▶ **RECORDS SUPPLIED**
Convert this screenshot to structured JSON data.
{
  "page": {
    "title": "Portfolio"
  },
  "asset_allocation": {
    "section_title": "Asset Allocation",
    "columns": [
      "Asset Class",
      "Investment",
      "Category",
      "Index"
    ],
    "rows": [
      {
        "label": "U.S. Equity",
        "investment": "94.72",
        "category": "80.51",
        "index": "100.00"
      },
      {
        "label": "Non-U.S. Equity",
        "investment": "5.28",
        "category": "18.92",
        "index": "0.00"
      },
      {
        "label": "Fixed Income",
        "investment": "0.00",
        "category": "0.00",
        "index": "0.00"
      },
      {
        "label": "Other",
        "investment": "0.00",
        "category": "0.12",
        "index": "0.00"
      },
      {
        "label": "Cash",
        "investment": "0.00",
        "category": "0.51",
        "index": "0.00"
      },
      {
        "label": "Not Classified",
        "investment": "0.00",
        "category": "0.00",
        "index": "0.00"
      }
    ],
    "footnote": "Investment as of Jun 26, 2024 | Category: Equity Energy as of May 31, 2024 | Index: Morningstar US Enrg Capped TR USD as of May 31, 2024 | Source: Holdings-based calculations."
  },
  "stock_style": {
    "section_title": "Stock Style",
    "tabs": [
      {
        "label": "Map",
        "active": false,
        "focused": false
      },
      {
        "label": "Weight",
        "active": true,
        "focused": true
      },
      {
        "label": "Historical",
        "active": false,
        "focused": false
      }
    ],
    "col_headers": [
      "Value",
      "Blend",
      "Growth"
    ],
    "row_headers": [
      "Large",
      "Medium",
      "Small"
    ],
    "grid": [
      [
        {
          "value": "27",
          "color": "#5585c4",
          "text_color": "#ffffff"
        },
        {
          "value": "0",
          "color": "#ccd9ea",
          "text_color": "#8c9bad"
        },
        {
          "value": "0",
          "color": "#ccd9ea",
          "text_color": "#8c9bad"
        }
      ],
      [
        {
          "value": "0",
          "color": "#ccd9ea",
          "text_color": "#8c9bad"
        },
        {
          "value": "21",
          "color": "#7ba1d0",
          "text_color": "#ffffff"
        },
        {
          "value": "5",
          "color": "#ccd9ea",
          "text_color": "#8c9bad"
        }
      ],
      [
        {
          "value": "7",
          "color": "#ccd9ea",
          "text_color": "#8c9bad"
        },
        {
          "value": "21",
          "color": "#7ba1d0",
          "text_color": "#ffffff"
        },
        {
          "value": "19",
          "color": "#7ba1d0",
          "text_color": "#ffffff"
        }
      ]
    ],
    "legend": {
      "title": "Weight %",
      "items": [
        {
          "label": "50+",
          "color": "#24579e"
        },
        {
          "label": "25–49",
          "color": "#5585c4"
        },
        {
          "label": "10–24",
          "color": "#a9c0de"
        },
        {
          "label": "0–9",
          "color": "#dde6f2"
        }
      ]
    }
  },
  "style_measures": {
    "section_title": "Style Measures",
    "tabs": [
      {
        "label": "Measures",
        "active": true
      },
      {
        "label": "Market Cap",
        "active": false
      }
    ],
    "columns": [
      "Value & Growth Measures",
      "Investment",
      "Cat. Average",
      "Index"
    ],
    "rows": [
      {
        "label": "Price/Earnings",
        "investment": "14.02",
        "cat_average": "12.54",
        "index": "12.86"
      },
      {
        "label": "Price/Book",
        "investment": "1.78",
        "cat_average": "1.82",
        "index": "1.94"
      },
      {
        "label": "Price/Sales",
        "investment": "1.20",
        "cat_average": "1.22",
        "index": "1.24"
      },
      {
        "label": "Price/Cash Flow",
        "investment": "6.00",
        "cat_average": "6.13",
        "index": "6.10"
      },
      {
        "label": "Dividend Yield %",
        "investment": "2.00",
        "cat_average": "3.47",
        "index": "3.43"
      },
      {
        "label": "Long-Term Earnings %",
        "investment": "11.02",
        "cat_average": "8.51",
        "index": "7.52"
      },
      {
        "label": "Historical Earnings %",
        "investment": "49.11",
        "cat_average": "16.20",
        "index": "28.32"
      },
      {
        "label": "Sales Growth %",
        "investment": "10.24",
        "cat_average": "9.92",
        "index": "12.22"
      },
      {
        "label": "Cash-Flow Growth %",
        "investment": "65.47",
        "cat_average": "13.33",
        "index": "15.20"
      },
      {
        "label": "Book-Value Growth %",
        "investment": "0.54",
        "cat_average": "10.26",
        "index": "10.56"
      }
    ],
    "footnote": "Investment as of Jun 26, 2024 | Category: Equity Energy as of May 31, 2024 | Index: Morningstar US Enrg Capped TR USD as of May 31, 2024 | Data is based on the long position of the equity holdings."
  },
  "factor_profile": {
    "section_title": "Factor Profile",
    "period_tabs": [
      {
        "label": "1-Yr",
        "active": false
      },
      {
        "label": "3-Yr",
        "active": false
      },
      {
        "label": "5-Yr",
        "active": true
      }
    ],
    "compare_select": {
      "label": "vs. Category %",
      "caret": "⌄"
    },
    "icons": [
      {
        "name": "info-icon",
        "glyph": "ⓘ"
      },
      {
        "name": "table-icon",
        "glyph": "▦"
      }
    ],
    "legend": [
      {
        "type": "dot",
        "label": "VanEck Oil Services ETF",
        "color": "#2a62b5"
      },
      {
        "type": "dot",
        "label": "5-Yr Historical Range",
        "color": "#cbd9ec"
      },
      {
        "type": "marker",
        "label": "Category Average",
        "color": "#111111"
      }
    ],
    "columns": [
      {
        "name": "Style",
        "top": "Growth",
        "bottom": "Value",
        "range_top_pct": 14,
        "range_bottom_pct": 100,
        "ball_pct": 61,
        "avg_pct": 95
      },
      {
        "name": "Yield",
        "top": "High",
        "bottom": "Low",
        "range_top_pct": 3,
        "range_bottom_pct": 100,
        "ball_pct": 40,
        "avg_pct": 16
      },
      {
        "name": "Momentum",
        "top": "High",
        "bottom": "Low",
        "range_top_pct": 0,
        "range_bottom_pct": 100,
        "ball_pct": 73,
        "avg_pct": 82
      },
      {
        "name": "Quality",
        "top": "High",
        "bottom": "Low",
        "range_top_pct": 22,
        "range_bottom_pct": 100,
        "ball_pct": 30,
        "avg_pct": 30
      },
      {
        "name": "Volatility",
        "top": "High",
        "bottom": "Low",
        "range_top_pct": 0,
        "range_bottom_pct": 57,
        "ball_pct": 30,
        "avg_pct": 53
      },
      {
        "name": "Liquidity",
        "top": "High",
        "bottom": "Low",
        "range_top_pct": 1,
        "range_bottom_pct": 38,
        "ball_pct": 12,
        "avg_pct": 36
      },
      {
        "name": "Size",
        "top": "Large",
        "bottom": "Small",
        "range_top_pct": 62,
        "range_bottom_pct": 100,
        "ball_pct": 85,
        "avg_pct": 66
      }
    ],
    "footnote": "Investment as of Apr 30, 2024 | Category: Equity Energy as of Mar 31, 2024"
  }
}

▶ **TASK TO COMPLETE**
Say how many lines in the entries contain the string "Historical", and say nothing else.

▶ **CORRECT ANSWER**
3